What you will do. Copy out every line of the material below word for word, leaving out the pictures.

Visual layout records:
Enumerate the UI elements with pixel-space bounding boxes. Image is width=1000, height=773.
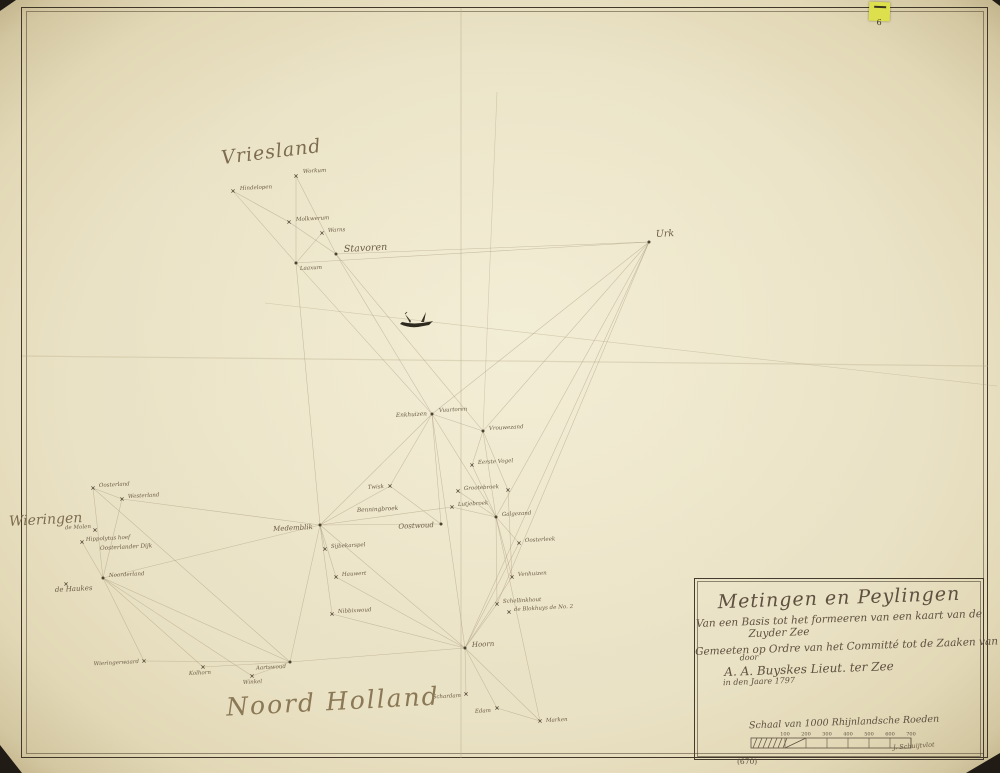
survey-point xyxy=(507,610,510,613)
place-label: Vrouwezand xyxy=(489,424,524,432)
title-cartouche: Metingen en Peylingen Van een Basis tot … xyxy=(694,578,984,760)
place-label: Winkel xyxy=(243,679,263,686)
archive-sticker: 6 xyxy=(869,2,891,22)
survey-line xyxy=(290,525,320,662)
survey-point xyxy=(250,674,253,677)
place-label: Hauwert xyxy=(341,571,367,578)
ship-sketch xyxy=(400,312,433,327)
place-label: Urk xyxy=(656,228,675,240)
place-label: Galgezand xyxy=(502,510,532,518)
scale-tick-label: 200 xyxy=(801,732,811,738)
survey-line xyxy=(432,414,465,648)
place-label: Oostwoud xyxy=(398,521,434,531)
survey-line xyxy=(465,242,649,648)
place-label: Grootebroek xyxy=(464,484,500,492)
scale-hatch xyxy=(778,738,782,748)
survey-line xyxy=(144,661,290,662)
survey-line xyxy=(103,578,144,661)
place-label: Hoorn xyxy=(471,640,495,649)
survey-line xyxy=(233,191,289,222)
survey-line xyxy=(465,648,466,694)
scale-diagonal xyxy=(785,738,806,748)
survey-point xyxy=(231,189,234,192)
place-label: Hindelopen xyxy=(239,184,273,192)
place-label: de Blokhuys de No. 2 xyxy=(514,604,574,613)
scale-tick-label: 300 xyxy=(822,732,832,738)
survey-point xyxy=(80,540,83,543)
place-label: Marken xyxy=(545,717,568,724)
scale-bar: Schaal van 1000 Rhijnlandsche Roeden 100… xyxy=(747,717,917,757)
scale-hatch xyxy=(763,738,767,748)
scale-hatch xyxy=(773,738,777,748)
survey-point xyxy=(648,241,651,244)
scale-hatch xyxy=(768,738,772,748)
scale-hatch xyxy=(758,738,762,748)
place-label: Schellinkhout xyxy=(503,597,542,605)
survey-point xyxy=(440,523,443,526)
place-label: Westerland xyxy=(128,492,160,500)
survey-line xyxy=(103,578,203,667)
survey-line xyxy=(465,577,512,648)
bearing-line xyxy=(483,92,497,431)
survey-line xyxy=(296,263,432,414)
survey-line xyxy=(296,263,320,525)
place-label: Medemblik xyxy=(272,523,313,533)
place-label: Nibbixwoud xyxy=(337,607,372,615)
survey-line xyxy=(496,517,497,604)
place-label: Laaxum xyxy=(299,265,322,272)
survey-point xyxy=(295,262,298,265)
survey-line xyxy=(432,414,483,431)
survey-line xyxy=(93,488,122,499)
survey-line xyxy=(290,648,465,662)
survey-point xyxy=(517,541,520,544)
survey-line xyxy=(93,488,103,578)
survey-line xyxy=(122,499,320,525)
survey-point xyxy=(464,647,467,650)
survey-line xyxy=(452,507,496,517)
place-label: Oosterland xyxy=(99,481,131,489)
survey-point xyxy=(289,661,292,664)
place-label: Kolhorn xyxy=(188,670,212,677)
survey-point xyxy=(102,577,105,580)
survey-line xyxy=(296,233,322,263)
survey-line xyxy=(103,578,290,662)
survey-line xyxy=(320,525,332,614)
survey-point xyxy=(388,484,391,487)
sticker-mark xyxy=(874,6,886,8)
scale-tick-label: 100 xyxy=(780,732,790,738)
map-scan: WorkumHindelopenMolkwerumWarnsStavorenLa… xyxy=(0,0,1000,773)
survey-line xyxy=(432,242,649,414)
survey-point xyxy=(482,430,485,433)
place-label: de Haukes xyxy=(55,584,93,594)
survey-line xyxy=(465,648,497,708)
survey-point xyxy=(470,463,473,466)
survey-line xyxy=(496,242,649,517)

Final result.
Enumerate the UI elements with pixel-space bounding boxes. Image is width=1000, height=773.
survey-point xyxy=(507,610,510,613)
place-label: Vrouwezand xyxy=(489,424,524,432)
title-cartouche: Metingen en Peylingen Van een Basis tot … xyxy=(694,578,984,760)
place-label: Winkel xyxy=(243,679,263,686)
archive-sticker: 6 xyxy=(869,2,891,22)
survey-line xyxy=(290,525,320,662)
survey-point xyxy=(250,674,253,677)
place-label: Hauwert xyxy=(341,571,367,578)
ship-sketch xyxy=(400,312,433,327)
place-label: Urk xyxy=(656,228,675,240)
place-label: Galgezand xyxy=(502,510,532,518)
scale-tick-label: 200 xyxy=(801,732,811,738)
survey-line xyxy=(432,414,465,648)
place-label: Oostwoud xyxy=(398,521,434,531)
survey-line xyxy=(465,242,649,648)
place-label: Grootebroek xyxy=(464,484,500,492)
scale-hatch xyxy=(778,738,782,748)
survey-line xyxy=(144,661,290,662)
survey-line xyxy=(103,578,144,661)
place-label: Hoorn xyxy=(471,640,495,649)
survey-line xyxy=(233,191,289,222)
survey-line xyxy=(465,648,466,694)
scale-diagonal xyxy=(785,738,806,748)
survey-point xyxy=(231,189,234,192)
place-label: Hindelopen xyxy=(239,184,273,192)
place-label: de Blokhuys de No. 2 xyxy=(514,604,574,613)
scale-tick-label: 300 xyxy=(822,732,832,738)
survey-point xyxy=(80,540,83,543)
place-label: Marken xyxy=(545,717,568,724)
scale-bar: Schaal van 1000 Rhijnlandsche Roeden 100… xyxy=(747,717,917,757)
scale-hatch xyxy=(763,738,767,748)
scale-hatch xyxy=(773,738,777,748)
survey-point xyxy=(648,241,651,244)
scale-hatch xyxy=(768,738,772,748)
scale-hatch xyxy=(758,738,762,748)
place-label: Schellinkhout xyxy=(503,597,542,605)
survey-point xyxy=(440,523,443,526)
place-label: Westerland xyxy=(128,492,160,500)
survey-line xyxy=(103,578,203,667)
survey-line xyxy=(465,577,512,648)
bearing-line xyxy=(483,92,497,431)
survey-line xyxy=(296,263,432,414)
survey-line xyxy=(296,263,320,525)
place-label: Medemblik xyxy=(272,523,313,533)
place-label: Nibbixwoud xyxy=(337,607,372,615)
survey-line xyxy=(496,517,497,604)
place-label: Laaxum xyxy=(299,265,322,272)
survey-point xyxy=(295,262,298,265)
survey-line xyxy=(432,414,483,431)
survey-line xyxy=(93,488,122,499)
survey-line xyxy=(290,648,465,662)
survey-point xyxy=(517,541,520,544)
survey-line xyxy=(93,488,103,578)
survey-line xyxy=(122,499,320,525)
survey-point xyxy=(464,647,467,650)
survey-line xyxy=(452,507,496,517)
place-label: Oosterland xyxy=(99,481,131,489)
survey-point xyxy=(289,661,292,664)
place-label: Kolhorn xyxy=(188,670,212,677)
survey-point xyxy=(102,577,105,580)
survey-line xyxy=(296,233,322,263)
survey-line xyxy=(103,578,290,662)
survey-line xyxy=(320,525,332,614)
survey-point xyxy=(388,484,391,487)
sticker-mark xyxy=(874,6,886,8)
scale-tick-label: 100 xyxy=(780,732,790,738)
map-scan: WorkumHindelopenMolkwerumWarnsStavorenLa… xyxy=(0,0,1000,773)
survey-line xyxy=(432,242,649,414)
survey-point xyxy=(482,430,485,433)
place-label: de Haukes xyxy=(55,584,93,594)
survey-line xyxy=(465,648,497,708)
survey-point xyxy=(470,463,473,466)
survey-line xyxy=(496,242,649,517)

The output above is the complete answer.